• INSTRUCTION: Your task is to restate the data word for word.

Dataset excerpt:
******

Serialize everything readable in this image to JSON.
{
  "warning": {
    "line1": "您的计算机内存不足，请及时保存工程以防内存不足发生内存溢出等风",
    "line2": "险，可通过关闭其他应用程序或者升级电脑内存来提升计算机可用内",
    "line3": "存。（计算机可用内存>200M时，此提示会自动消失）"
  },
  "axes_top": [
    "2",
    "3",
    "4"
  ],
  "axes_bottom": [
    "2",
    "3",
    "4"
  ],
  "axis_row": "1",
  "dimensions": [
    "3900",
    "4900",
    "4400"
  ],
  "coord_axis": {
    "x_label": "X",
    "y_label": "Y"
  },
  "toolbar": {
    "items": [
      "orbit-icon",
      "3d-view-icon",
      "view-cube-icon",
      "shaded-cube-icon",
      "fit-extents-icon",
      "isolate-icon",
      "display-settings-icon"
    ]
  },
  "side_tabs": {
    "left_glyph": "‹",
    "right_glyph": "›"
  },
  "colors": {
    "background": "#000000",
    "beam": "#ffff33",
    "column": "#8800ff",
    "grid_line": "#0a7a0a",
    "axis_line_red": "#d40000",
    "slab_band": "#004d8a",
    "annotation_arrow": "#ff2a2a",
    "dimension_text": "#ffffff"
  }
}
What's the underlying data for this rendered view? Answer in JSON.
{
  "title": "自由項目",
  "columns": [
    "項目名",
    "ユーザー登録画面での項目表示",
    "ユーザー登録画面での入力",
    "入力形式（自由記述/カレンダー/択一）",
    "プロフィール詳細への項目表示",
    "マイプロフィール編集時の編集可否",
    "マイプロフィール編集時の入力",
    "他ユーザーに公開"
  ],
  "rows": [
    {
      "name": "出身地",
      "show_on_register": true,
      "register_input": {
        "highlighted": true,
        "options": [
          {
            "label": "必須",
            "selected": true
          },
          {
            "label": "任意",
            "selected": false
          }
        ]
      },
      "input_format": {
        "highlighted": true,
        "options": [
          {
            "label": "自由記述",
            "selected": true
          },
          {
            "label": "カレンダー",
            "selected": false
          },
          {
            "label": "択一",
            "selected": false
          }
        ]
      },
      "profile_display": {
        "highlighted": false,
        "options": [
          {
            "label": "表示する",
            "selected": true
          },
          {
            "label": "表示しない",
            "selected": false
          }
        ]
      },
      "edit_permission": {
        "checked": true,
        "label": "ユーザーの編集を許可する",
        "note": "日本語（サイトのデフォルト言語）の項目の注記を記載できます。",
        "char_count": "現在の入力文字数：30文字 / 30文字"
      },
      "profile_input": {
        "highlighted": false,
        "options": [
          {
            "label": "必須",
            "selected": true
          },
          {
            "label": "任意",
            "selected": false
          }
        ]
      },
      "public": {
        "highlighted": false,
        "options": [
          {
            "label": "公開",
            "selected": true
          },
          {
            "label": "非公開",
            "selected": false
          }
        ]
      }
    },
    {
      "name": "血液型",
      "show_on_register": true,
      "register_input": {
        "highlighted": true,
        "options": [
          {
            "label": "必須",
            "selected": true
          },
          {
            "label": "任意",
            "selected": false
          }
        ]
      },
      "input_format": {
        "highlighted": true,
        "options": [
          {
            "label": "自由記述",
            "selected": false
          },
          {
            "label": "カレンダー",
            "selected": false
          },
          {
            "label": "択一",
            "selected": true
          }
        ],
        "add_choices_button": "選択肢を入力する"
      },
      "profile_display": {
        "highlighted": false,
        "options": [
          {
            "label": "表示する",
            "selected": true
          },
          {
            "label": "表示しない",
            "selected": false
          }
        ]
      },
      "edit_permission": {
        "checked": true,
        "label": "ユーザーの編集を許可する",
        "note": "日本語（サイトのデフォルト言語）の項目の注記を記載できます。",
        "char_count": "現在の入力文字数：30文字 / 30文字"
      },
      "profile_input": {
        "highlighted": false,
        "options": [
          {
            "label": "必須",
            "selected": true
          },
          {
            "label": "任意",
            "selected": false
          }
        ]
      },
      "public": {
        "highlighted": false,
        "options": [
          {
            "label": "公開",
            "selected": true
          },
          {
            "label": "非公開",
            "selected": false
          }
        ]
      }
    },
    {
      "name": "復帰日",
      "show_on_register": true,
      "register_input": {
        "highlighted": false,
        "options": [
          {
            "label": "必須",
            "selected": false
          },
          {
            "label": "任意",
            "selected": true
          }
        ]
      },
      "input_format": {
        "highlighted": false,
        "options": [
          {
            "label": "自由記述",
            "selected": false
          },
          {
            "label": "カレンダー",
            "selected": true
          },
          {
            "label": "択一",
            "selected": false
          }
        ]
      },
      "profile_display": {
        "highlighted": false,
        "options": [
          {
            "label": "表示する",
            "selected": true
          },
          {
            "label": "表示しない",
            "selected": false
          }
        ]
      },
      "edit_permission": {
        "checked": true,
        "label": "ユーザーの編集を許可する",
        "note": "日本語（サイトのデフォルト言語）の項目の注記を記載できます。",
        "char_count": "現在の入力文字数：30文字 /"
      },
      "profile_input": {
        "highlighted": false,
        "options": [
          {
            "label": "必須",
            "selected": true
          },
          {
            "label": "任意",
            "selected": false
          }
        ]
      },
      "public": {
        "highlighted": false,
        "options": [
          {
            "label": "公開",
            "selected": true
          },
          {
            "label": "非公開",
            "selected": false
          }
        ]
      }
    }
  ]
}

******

• EXPECTED ANSWER:
Serialize everything readable in this image to JSON.
{
  "warning": {
    "line1": "您的计算机内存不足，请及时保存工程以防内存不足发生内存溢出等风",
    "line2": "险，可通过关闭其他应用程序或者升级电脑内存来提升计算机可用内",
    "line3": "存。（计算机可用内存>200M时，此提示会自动消失）"
  },
  "axes_top": [
    "2",
    "3",
    "4"
  ],
  "axes_bottom": [
    "2",
    "3",
    "4"
  ],
  "axis_row": "1",
  "dimensions": [
    "3900",
    "4900",
    "4400"
  ],
  "coord_axis": {
    "x_label": "X",
    "y_label": "Y"
  },
  "toolbar": {
    "items": [
      "orbit-icon",
      "3d-view-icon",
      "view-cube-icon",
      "shaded-cube-icon",
      "fit-extents-icon",
      "isolate-icon",
      "display-settings-icon"
    ]
  },
  "side_tabs": {
    "left_glyph": "‹",
    "right_glyph": "›"
  },
  "colors": {
    "background": "#000000",
    "beam": "#ffff33",
    "column": "#8800ff",
    "grid_line": "#0a7a0a",
    "axis_line_red": "#d40000",
    "slab_band": "#004d8a",
    "annotation_arrow": "#ff2a2a",
    "dimension_text": "#ffffff"
  }
}
What's the underlying data for this rendered view? Answer in JSON.
{
  "title": "自由項目",
  "columns": [
    "項目名",
    "ユーザー登録画面での項目表示",
    "ユーザー登録画面での入力",
    "入力形式（自由記述/カレンダー/択一）",
    "プロフィール詳細への項目表示",
    "マイプロフィール編集時の編集可否",
    "マイプロフィール編集時の入力",
    "他ユーザーに公開"
  ],
  "rows": [
    {
      "name": "出身地",
      "show_on_register": true,
      "register_input": {
        "highlighted": true,
        "options": [
          {
            "label": "必須",
            "selected": true
          },
          {
            "label": "任意",
            "selected": false
          }
        ]
      },
      "input_format": {
        "highlighted": true,
        "options": [
          {
            "label": "自由記述",
            "selected": true
          },
          {
            "label": "カレンダー",
            "selected": false
          },
          {
            "label": "択一",
            "selected": false
          }
        ]
      },
      "profile_display": {
        "highlighted": false,
        "options": [
          {
            "label": "表示する",
            "selected": true
          },
          {
            "label": "表示しない",
            "selected": false
          }
        ]
      },
      "edit_permission": {
        "checked": true,
        "label": "ユーザーの編集を許可する",
        "note": "日本語（サイトのデフォルト言語）の項目の注記を記載できます。",
        "char_count": "現在の入力文字数：30文字 / 30文字"
      },
      "profile_input": {
        "highlighted": false,
        "options": [
          {
            "label": "必須",
            "selected": true
          },
          {
            "label": "任意",
            "selected": false
          }
        ]
      },
      "public": {
        "highlighted": false,
        "options": [
          {
            "label": "公開",
            "selected": true
          },
          {
            "label": "非公開",
            "selected": false
          }
        ]
      }
    },
    {
      "name": "血液型",
      "show_on_register": true,
      "register_input": {
        "highlighted": true,
        "options": [
          {
            "label": "必須",
            "selected": true
          },
          {
            "label": "任意",
            "selected": false
          }
        ]
      },
      "input_format": {
        "highlighted": true,
        "options": [
          {
            "label": "自由記述",
            "selected": false
          },
          {
            "label": "カレンダー",
            "selected": false
          },
          {
            "label": "択一",
            "selected": true
          }
        ],
        "add_choices_button": "選択肢を入力する"
      },
      "profile_display": {
        "highlighted": false,
        "options": [
          {
            "label": "表示する",
            "selected": true
          },
          {
            "label": "表示しない",
            "selected": false
          }
        ]
      },
      "edit_permission": {
        "checked": true,
        "label": "ユーザーの編集を許可する",
        "note": "日本語（サイトのデフォルト言語）の項目の注記を記載できます。",
        "char_count": "現在の入力文字数：30文字 / 30文字"
      },
      "profile_input": {
        "highlighted": false,
        "options": [
          {
            "label": "必須",
            "selected": true
          },
          {
            "label": "任意",
            "selected": false
          }
        ]
      },
      "public": {
        "highlighted": false,
        "options": [
          {
            "label": "公開",
            "selected": true
          },
          {
            "label": "非公開",
            "selected": false
          }
        ]
      }
    },
    {
      "name": "復帰日",
      "show_on_register": true,
      "register_input": {
        "highlighted": false,
        "options": [
          {
            "label": "必須",
            "selected": false
          },
          {
            "label": "任意",
            "selected": true
          }
        ]
      },
      "input_format": {
        "highlighted": false,
        "options": [
          {
            "label": "自由記述",
            "selected": false
          },
          {
            "label": "カレンダー",
            "selected": true
          },
          {
            "label": "択一",
            "selected": false
          }
        ]
      },
      "profile_display": {
        "highlighted": false,
        "options": [
          {
            "label": "表示する",
            "selected": true
          },
          {
            "label": "表示しない",
            "selected": false
          }
        ]
      },
      "edit_permission": {
        "checked": true,
        "label": "ユーザーの編集を許可する",
        "note": "日本語（サイトのデフォルト言語）の項目の注記を記載できます。",
        "char_count": "現在の入力文字数：30文字 /"
      },
      "profile_input": {
        "highlighted": false,
        "options": [
          {
            "label": "必須",
            "selected": true
          },
          {
            "label": "任意",
            "selected": false
          }
        ]
      },
      "public": {
        "highlighted": false,
        "options": [
          {
            "label": "公開",
            "selected": true
          },
          {
            "label": "非公開",
            "selected": false
          }
        ]
      }
    }
  ]
}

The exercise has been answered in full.